Aim:
Each entry below is to be printed verbatim.

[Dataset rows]
○ ○ ○

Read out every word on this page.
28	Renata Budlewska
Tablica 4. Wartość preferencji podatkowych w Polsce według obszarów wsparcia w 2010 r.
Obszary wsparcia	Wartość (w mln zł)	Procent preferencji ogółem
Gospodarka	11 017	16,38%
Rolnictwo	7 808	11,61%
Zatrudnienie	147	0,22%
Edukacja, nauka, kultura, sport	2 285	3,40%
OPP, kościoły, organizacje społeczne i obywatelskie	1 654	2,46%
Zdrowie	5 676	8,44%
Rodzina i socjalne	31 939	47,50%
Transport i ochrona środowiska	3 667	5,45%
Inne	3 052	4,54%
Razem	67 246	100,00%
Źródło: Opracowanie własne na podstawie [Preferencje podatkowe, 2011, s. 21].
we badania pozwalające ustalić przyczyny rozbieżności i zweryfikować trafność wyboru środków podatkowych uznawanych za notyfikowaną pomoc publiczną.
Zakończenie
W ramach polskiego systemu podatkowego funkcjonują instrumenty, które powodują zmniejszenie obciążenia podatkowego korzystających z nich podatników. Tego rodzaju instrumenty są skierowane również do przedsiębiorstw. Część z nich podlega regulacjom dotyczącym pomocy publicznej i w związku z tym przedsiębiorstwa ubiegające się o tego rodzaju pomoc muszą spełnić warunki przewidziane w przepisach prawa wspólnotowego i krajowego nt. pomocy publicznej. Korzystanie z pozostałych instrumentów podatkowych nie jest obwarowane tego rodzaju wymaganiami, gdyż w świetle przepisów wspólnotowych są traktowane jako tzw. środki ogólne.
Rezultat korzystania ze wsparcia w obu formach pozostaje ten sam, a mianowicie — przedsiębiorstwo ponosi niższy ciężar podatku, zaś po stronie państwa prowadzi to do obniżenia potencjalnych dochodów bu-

○ ○ ○

The output:
Read out every word on this page.
28	Renata Budlewska
Tablica 4. Wartość preferencji podatkowych w Polsce według obszarów wsparcia w 2010 r.
Obszary wsparcia	Wartość (w mln zł)	Procent preferencji ogółem
Gospodarka	11 017	16,38%
Rolnictwo	7 808	11,61%
Zatrudnienie	147	0,22%
Edukacja, nauka, kultura, sport	2 285	3,40%
OPP, kościoły, organizacje społeczne i obywatelskie	1 654	2,46%
Zdrowie	5 676	8,44%
Rodzina i socjalne	31 939	47,50%
Transport i ochrona środowiska	3 667	5,45%
Inne	3 052	4,54%
Razem	67 246	100,00%
Źródło: Opracowanie własne na podstawie [Preferencje podatkowe, 2011, s. 21].
we badania pozwalające ustalić przyczyny rozbieżności i zweryfikować trafność wyboru środków podatkowych uznawanych za notyfikowaną pomoc publiczną.
Zakończenie
W ramach polskiego systemu podatkowego funkcjonują instrumenty, które powodują zmniejszenie obciążenia podatkowego korzystających z nich podatników. Tego rodzaju instrumenty są skierowane również do przedsiębiorstw. Część z nich podlega regulacjom dotyczącym pomocy publicznej i w związku z tym przedsiębiorstwa ubiegające się o tego rodzaju pomoc muszą spełnić warunki przewidziane w przepisach prawa wspólnotowego i krajowego nt. pomocy publicznej. Korzystanie z pozostałych instrumentów podatkowych nie jest obwarowane tego rodzaju wymaganiami, gdyż w świetle przepisów wspólnotowych są traktowane jako tzw. środki ogólne.
Rezultat korzystania ze wsparcia w obu formach pozostaje ten sam, a mianowicie — przedsiębiorstwo ponosi niższy ciężar podatku, zaś po stronie państwa prowadzi to do obniżenia potencjalnych dochodów bu-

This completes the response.